Exercise set:
a – According to the weekly bird report below, where did the female Wood Duck turn up on 14th?
b – Rewrite the part of the bird report starting at "Aside from the" and ending at "drakes) on 11th.", changing "sixteen" to "eighteen".

Atlantic low pressure systems shaped the weather for the week, a particularly deep low crossing the UK on 13th, bringing with it strong north-easterly winds and rain and displaced seabirds inland in several counties. Northamptonshire’s share was, as usual, meagre compared to neighbouring counties, nevertheless this was arguably the most exciting week of autumn so far.

Aside from the lingering escapes and ferals – specifically Cackling Goose still at Stanford Res on 11th, the two Barnacle Geese still at Hollowell Res all week and the female Wood Duck coming out of the woodwork (where else) on the River Nene in downtown Northampton on 14th, the number of wildfowl remained unremarkable. On 15th-17th the two Ruddy Shelducks were again at Pitsford Res, where sixteen Pintails were counted on 11th and 25 Red-crested Pochards were present the following day. The count for the last species also reached double figures at Stanford Res with ten (eight drakes) on 11th.

An immature Gannet at Pitsford Res on 14th was the chief prize delivered by the previous day’s low pressure system, although it remained on site for little more than one hour after its discovery.

Second calendar year Gannet, Pitsford Res, 14th October 2014 (Dave Jackson)

Second calendar year Gannet, Pitsford Res, 14th October 2014 (Dave Jackson)

Given information:
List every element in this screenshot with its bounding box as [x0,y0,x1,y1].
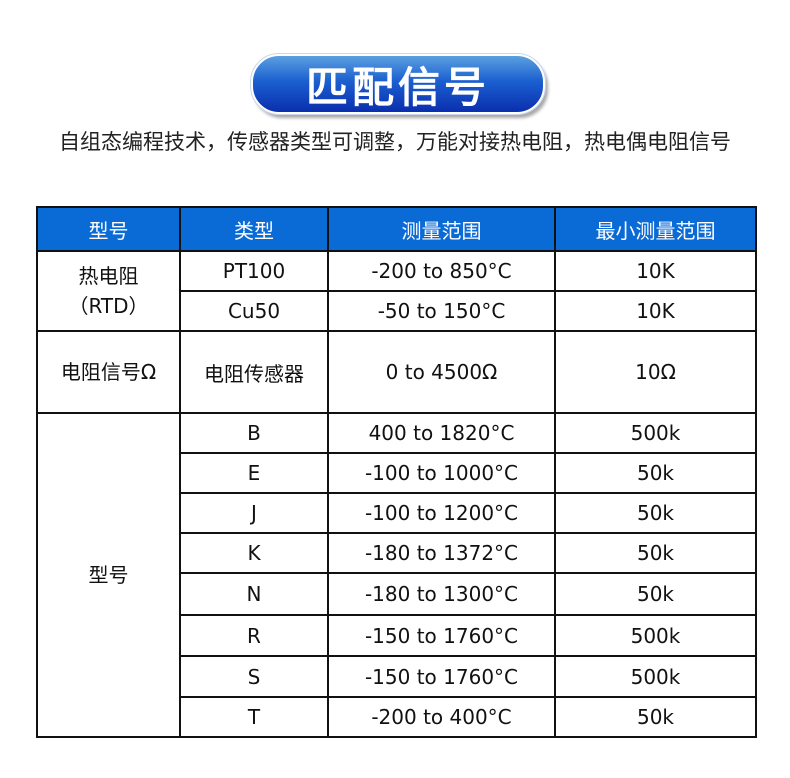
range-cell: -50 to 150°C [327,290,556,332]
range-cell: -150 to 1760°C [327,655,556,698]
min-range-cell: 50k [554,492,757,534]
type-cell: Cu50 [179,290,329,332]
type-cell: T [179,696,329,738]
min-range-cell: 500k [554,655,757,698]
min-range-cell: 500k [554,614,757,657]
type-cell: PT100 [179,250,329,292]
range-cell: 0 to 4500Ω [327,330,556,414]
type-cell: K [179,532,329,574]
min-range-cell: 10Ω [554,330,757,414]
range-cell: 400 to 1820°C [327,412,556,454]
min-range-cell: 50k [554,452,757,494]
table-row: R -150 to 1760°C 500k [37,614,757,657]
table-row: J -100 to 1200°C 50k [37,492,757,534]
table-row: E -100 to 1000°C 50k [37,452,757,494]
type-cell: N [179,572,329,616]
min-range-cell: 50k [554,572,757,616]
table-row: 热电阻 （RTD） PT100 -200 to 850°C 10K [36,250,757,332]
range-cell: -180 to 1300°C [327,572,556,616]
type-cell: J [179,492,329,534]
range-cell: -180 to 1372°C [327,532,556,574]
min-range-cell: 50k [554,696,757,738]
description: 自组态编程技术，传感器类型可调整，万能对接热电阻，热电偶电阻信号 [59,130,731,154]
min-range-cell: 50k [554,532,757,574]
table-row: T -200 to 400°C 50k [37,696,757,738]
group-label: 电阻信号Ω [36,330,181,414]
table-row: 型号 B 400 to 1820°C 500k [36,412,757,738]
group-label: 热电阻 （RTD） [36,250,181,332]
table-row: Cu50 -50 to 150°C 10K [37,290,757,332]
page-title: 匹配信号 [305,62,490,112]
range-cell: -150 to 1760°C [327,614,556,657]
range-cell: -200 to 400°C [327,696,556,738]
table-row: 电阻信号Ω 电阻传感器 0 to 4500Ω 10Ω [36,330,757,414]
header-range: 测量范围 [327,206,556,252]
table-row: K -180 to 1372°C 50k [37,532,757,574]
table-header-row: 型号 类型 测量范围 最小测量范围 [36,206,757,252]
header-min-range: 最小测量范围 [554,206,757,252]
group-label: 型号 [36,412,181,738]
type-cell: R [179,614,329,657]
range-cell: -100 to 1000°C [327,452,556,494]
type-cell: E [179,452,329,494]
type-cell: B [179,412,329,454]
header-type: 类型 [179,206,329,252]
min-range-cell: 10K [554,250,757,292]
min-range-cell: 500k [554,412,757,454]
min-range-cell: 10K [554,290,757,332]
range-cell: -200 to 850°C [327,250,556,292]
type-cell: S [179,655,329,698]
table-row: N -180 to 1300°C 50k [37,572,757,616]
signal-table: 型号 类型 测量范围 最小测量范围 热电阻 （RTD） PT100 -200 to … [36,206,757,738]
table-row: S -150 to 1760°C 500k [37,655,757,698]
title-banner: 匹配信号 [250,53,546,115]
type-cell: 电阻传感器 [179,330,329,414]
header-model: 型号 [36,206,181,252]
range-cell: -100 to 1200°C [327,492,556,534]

---

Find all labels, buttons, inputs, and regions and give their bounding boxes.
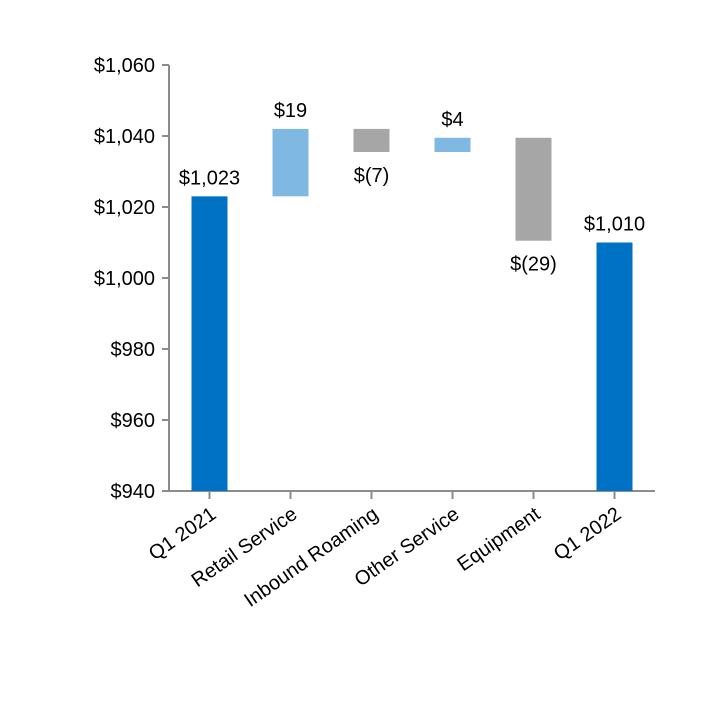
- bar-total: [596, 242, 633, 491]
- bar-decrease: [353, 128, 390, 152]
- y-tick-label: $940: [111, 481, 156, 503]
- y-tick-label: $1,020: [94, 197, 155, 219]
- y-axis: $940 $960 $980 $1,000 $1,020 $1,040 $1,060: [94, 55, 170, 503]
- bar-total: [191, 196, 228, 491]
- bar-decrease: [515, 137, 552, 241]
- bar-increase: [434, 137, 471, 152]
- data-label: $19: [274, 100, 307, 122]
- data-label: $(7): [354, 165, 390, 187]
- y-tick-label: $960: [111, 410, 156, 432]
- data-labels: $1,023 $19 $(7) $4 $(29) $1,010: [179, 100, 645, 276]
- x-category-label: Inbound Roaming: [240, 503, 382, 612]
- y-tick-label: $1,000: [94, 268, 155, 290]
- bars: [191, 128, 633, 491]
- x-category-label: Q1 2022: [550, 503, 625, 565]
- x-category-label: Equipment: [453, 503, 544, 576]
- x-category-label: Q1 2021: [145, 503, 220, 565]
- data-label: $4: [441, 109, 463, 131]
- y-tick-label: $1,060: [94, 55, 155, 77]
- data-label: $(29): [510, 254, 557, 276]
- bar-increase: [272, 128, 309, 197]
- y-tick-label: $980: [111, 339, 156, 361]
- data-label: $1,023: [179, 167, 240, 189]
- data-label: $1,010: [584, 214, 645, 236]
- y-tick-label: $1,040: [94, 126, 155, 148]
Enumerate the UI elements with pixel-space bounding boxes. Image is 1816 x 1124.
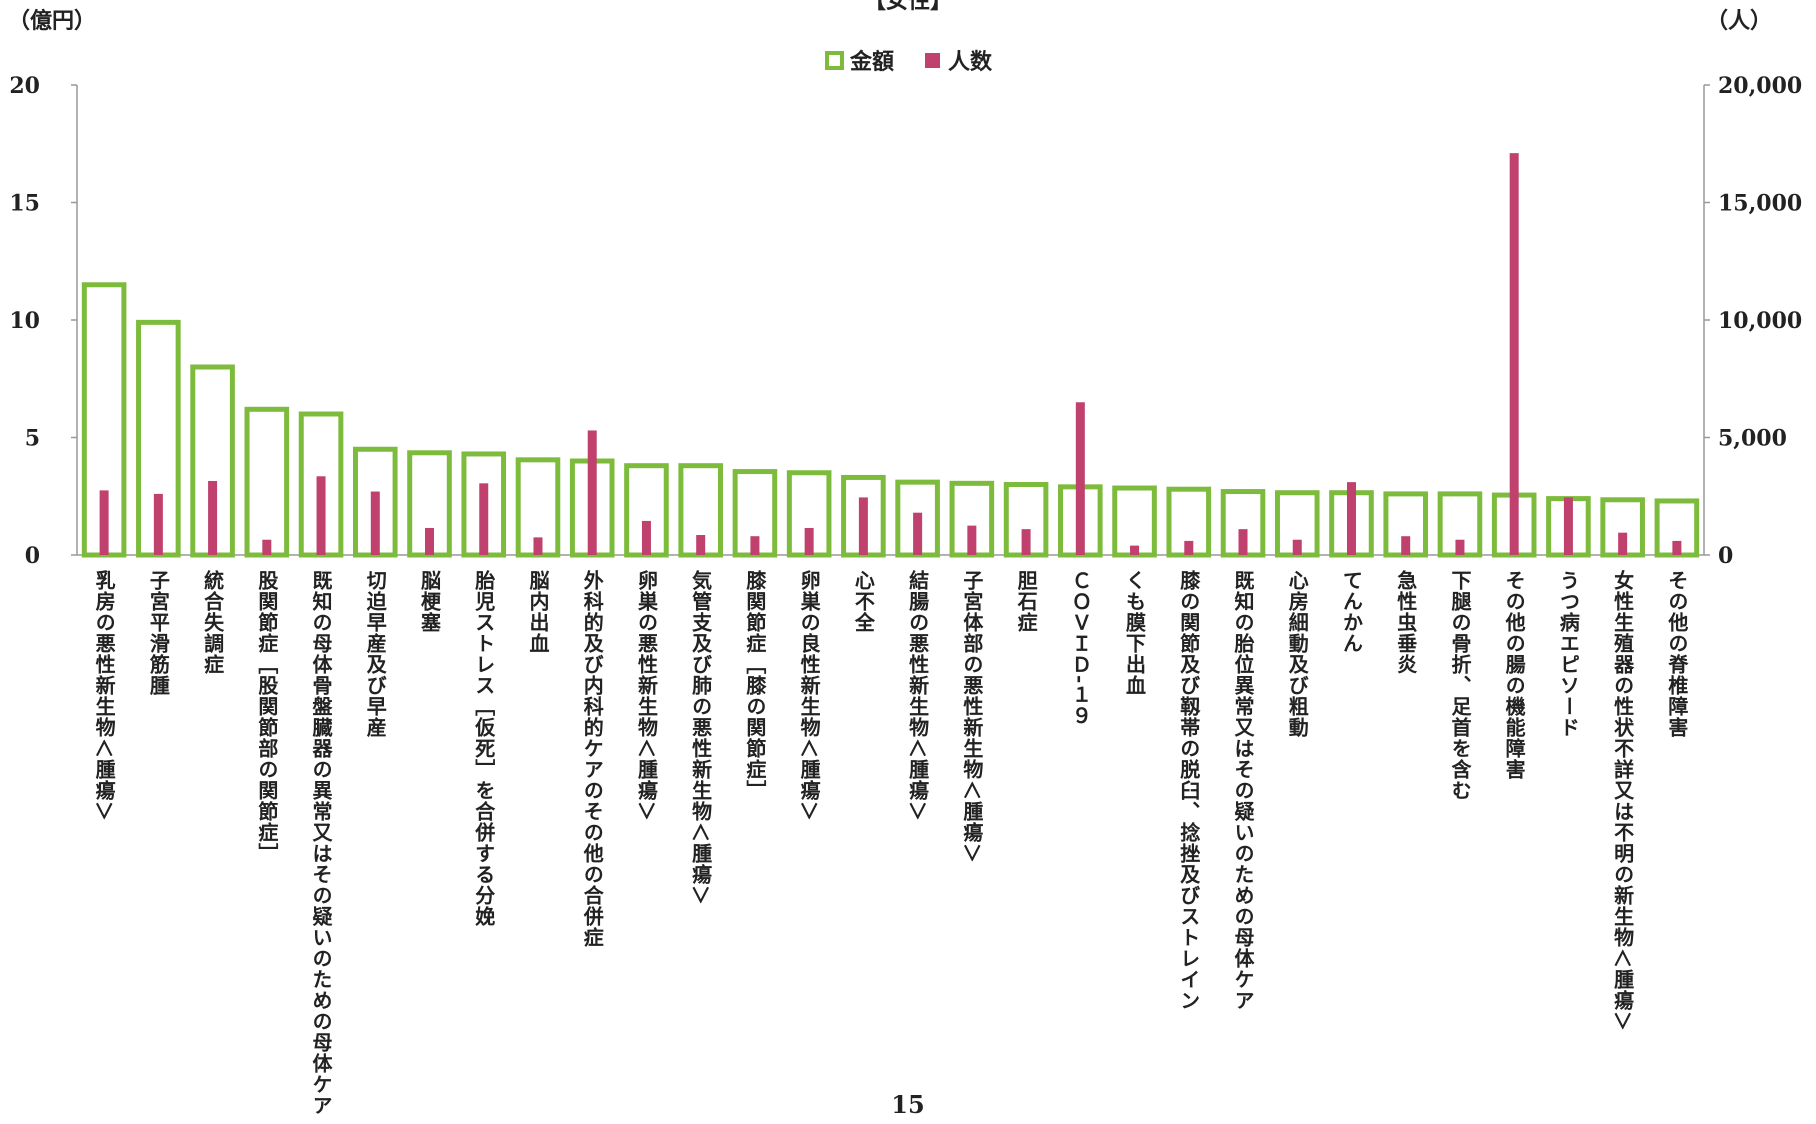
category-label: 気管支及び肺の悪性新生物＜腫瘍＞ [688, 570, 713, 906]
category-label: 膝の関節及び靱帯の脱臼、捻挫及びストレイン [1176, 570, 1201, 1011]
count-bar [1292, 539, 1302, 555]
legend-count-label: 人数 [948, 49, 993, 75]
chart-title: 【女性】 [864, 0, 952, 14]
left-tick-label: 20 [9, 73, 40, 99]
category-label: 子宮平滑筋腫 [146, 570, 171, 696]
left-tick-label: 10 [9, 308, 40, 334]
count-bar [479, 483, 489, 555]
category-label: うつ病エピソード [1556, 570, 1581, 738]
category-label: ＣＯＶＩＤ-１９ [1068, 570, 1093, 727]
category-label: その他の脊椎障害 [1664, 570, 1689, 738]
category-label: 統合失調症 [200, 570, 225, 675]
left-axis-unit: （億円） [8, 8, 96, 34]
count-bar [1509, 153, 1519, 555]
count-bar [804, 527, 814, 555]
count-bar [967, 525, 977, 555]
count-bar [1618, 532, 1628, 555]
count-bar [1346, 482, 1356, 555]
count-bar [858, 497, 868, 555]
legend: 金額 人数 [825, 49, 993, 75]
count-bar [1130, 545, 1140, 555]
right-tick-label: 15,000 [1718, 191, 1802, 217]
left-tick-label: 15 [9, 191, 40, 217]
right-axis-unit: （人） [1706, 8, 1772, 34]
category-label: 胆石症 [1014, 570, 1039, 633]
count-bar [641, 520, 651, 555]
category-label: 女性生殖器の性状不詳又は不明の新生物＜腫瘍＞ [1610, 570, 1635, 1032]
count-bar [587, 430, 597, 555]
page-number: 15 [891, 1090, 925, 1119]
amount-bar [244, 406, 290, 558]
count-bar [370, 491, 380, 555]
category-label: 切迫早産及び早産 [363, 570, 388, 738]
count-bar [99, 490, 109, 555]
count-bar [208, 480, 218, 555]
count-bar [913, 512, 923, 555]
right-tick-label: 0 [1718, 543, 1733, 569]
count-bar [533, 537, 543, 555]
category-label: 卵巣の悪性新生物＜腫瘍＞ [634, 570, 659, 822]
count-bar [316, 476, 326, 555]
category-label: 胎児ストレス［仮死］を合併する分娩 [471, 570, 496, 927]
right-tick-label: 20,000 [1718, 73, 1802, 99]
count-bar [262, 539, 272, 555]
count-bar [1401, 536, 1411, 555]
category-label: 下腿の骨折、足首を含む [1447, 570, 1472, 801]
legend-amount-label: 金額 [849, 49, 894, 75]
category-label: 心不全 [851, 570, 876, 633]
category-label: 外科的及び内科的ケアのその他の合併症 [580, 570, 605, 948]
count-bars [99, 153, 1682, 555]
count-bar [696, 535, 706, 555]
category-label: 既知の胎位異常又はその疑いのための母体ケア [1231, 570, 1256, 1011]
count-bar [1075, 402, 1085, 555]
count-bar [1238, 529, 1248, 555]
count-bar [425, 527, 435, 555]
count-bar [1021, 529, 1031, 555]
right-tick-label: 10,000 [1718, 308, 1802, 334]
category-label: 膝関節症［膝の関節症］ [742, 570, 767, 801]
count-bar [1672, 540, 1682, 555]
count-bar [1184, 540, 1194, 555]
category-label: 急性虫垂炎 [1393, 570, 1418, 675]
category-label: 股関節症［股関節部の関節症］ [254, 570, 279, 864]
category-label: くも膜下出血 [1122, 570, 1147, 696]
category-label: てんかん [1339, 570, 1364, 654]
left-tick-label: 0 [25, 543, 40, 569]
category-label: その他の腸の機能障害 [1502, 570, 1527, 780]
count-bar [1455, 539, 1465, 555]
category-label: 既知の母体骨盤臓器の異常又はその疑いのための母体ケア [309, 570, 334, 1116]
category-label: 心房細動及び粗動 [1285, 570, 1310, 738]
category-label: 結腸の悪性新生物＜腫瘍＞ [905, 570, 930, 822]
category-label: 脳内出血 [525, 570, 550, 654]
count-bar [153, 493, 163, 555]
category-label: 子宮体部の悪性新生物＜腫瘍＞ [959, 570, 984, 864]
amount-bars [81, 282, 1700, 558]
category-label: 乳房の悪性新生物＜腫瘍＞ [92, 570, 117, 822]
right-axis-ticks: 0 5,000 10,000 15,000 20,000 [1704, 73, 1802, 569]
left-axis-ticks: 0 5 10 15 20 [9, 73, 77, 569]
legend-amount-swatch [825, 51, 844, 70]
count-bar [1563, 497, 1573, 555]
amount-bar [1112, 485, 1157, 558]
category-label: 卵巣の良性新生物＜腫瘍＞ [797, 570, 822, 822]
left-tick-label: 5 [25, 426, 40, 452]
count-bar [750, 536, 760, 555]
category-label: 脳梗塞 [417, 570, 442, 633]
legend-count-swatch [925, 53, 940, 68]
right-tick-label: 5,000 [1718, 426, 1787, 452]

Answer set:
a – On the River Nene in downtown Northampton.

b –
Aside from the lingering escapes and ferals – specifically Cackling Goose still at Stanford Res on 11th, the two Barnacle Geese still at Hollowell Res all week and the female Wood Duck coming out of the woodwork (where else) on the River Nene in downtown Northampton on 14th, the number of wildfowl remained unremarkable. On 15th-17th the two Ruddy Shelducks were again at Pitsford Res, where eighteen Pintails were counted on 11th and 25 Red-crested Pochards were present the following day. The count for the last species also reached double figures at Stanford Res with ten (eight drakes) on 11th.